» TASK DESCRIPTION
Give the number of lines below with "years" in them, leaving out anything else.

» EXTRACTED MATERIAL
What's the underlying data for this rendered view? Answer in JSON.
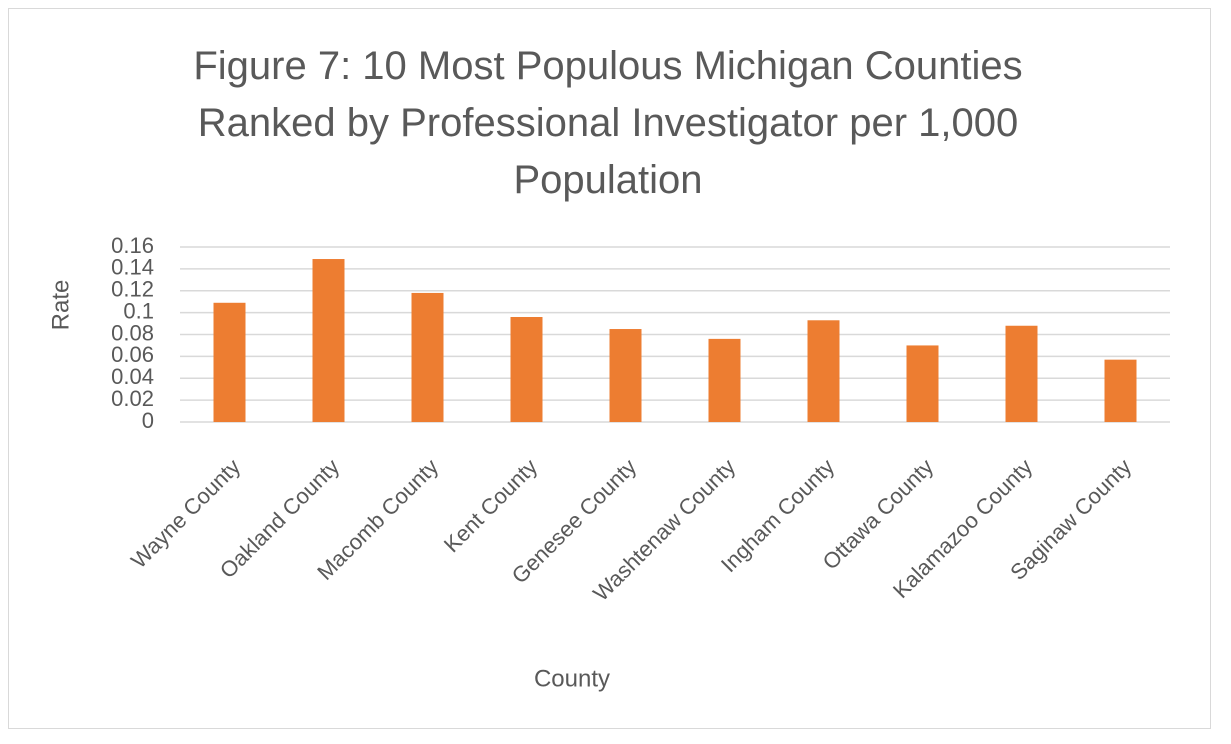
{
  "chart_data": {
    "type": "bar",
    "title": "Figure 7: 10 Most Populous Michigan Counties Ranked by Professional Investigator per 1,000 Population",
    "x_label": "County",
    "y_label": "Rate",
    "categories": [
      "Wayne County",
      "Oakland County",
      "Macomb County",
      "Kent County",
      "Genesee County",
      "Washtenaw County",
      "Ingham County",
      "Ottawa County",
      "Kalamazoo County",
      "Saginaw County"
    ],
    "values": [
      0.109,
      0.149,
      0.118,
      0.096,
      0.085,
      0.076,
      0.093,
      0.07,
      0.088,
      0.057
    ],
    "color": "#ed7d31",
    "ylim": [
      0,
      0.16
    ],
    "yticks": [
      0,
      0.02,
      0.04,
      0.06,
      0.08,
      0.1,
      0.12,
      0.14,
      0.16
    ],
    "grid": true
  }
}
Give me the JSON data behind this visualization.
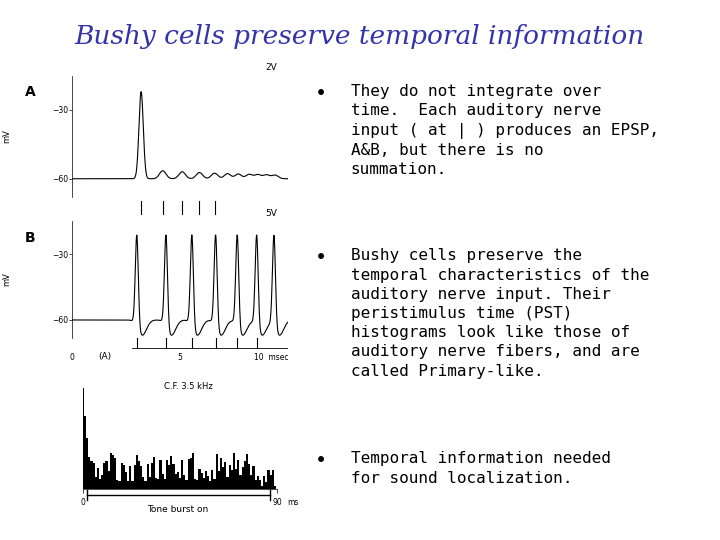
{
  "title": "Bushy cells preserve temporal information",
  "title_color": "#3333AA",
  "title_fontsize": 19,
  "background_color": "#FFFFFF",
  "bullet_points": [
    "They do not integrate over\ntime.  Each auditory nerve\ninput ( at | ) produces an EPSP,\nA&B, but there is no\nsummation.",
    "Bushy cells preserve the\ntemporal characteristics of the\nauditory nerve input. Their\nperistimulus time (PST)\nhistograms look like those of\nauditory nerve fibers, and are\ncalled Primary-like.",
    "Temporal information needed\nfor sound localization."
  ],
  "bullet_fontsize": 11.5,
  "bullet_color": "#000000"
}
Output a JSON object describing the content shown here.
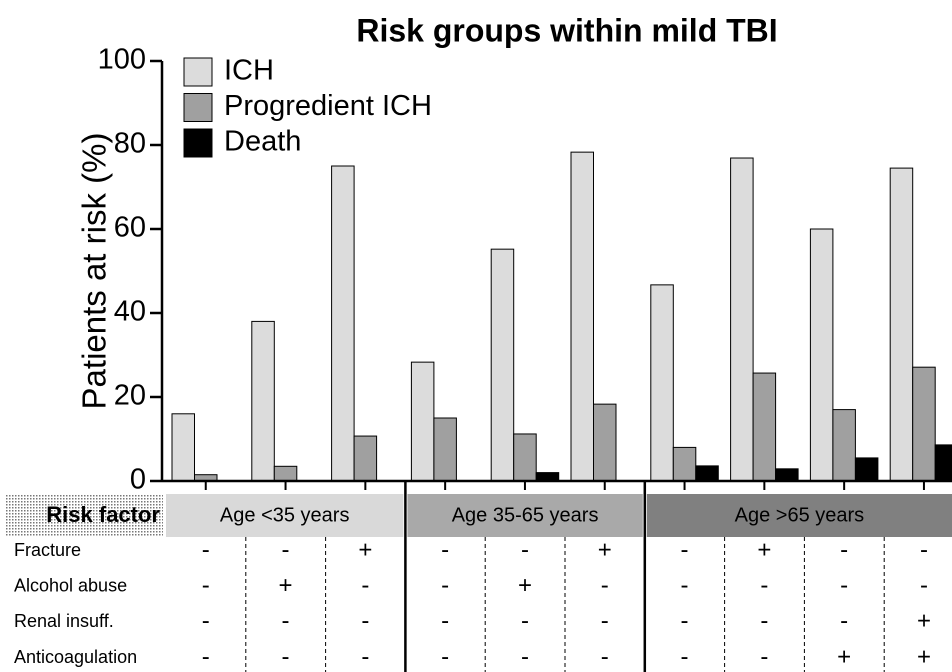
{
  "chart_data": {
    "type": "bar",
    "title": "Risk groups within mild TBI",
    "y_label": "Patients at risk (%)",
    "ylim": [
      0,
      100
    ],
    "yticks": [
      0,
      20,
      40,
      60,
      80,
      100
    ],
    "series": [
      {
        "name": "ICH",
        "color": "#dcdcdc",
        "values": [
          16,
          38,
          75,
          28.3,
          55.2,
          78.3,
          46.7,
          76.9,
          60,
          74.5
        ]
      },
      {
        "name": "Progredient ICH",
        "color": "#a0a0a0",
        "values": [
          1.5,
          3.5,
          10.7,
          15,
          11.2,
          18.3,
          8,
          25.7,
          17,
          27.1
        ]
      },
      {
        "name": "Death",
        "color": "#000000",
        "values": [
          0,
          0,
          0,
          0,
          2,
          0,
          3.6,
          2.9,
          5.5,
          8.6
        ]
      }
    ]
  },
  "table": {
    "header": "Risk factor",
    "groups": [
      {
        "label": "Age <35 years",
        "span": 3,
        "color": "#d9d9d9"
      },
      {
        "label": "Age 35-65 years",
        "span": 3,
        "color": "#a9a9a9"
      },
      {
        "label": "Age >65 years",
        "span": 4,
        "color": "#808080"
      }
    ],
    "rows": [
      {
        "label": "Fracture",
        "cells": [
          "-",
          "-",
          "+",
          "-",
          "-",
          "+",
          "-",
          "+",
          "-",
          "-"
        ]
      },
      {
        "label": "Alcohol abuse",
        "cells": [
          "-",
          "+",
          "-",
          "-",
          "+",
          "-",
          "-",
          "-",
          "-",
          "-"
        ]
      },
      {
        "label": "Renal insuff.",
        "cells": [
          "-",
          "-",
          "-",
          "-",
          "-",
          "-",
          "-",
          "-",
          "-",
          "+"
        ]
      },
      {
        "label": "Anticoagulation",
        "cells": [
          "-",
          "-",
          "-",
          "-",
          "-",
          "-",
          "-",
          "-",
          "+",
          "+"
        ]
      }
    ]
  }
}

» RESPONSE TO THIS EXERCISE
3